Available data:

════════

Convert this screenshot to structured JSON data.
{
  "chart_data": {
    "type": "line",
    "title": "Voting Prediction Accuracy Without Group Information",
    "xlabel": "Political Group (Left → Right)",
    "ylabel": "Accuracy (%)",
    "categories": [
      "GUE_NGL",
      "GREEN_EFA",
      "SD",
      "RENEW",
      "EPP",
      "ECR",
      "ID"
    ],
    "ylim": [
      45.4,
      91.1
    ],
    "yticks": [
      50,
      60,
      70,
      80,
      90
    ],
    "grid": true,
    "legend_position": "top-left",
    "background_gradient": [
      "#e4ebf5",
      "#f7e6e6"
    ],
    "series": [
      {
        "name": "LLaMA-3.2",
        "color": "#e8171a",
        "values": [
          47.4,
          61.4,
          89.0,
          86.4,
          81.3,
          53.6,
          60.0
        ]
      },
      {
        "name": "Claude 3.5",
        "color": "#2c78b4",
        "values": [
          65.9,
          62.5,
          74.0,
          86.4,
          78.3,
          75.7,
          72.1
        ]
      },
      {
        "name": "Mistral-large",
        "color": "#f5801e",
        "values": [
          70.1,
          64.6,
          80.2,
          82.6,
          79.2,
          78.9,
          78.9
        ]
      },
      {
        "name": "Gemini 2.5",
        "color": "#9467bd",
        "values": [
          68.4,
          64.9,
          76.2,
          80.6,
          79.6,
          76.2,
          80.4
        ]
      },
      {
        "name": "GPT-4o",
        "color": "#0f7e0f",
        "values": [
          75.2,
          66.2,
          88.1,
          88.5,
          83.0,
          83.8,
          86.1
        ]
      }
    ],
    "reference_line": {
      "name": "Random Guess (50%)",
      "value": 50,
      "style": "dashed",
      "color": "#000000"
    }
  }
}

════════

To do: Write out all records exactly, keeping every detail.

Written response:
Convert this screenshot to structured JSON data.
{
  "chart_data": {
    "type": "line",
    "title": "Voting Prediction Accuracy Without Group Information",
    "xlabel": "Political Group (Left → Right)",
    "ylabel": "Accuracy (%)",
    "categories": [
      "GUE_NGL",
      "GREEN_EFA",
      "SD",
      "RENEW",
      "EPP",
      "ECR",
      "ID"
    ],
    "ylim": [
      45.4,
      91.1
    ],
    "yticks": [
      50,
      60,
      70,
      80,
      90
    ],
    "grid": true,
    "legend_position": "top-left",
    "background_gradient": [
      "#e4ebf5",
      "#f7e6e6"
    ],
    "series": [
      {
        "name": "LLaMA-3.2",
        "color": "#e8171a",
        "values": [
          47.4,
          61.4,
          89.0,
          86.4,
          81.3,
          53.6,
          60.0
        ]
      },
      {
        "name": "Claude 3.5",
        "color": "#2c78b4",
        "values": [
          65.9,
          62.5,
          74.0,
          86.4,
          78.3,
          75.7,
          72.1
        ]
      },
      {
        "name": "Mistral-large",
        "color": "#f5801e",
        "values": [
          70.1,
          64.6,
          80.2,
          82.6,
          79.2,
          78.9,
          78.9
        ]
      },
      {
        "name": "Gemini 2.5",
        "color": "#9467bd",
        "values": [
          68.4,
          64.9,
          76.2,
          80.6,
          79.6,
          76.2,
          80.4
        ]
      },
      {
        "name": "GPT-4o",
        "color": "#0f7e0f",
        "values": [
          75.2,
          66.2,
          88.1,
          88.5,
          83.0,
          83.8,
          86.1
        ]
      }
    ],
    "reference_line": {
      "name": "Random Guess (50%)",
      "value": 50,
      "style": "dashed",
      "color": "#000000"
    }
  }
}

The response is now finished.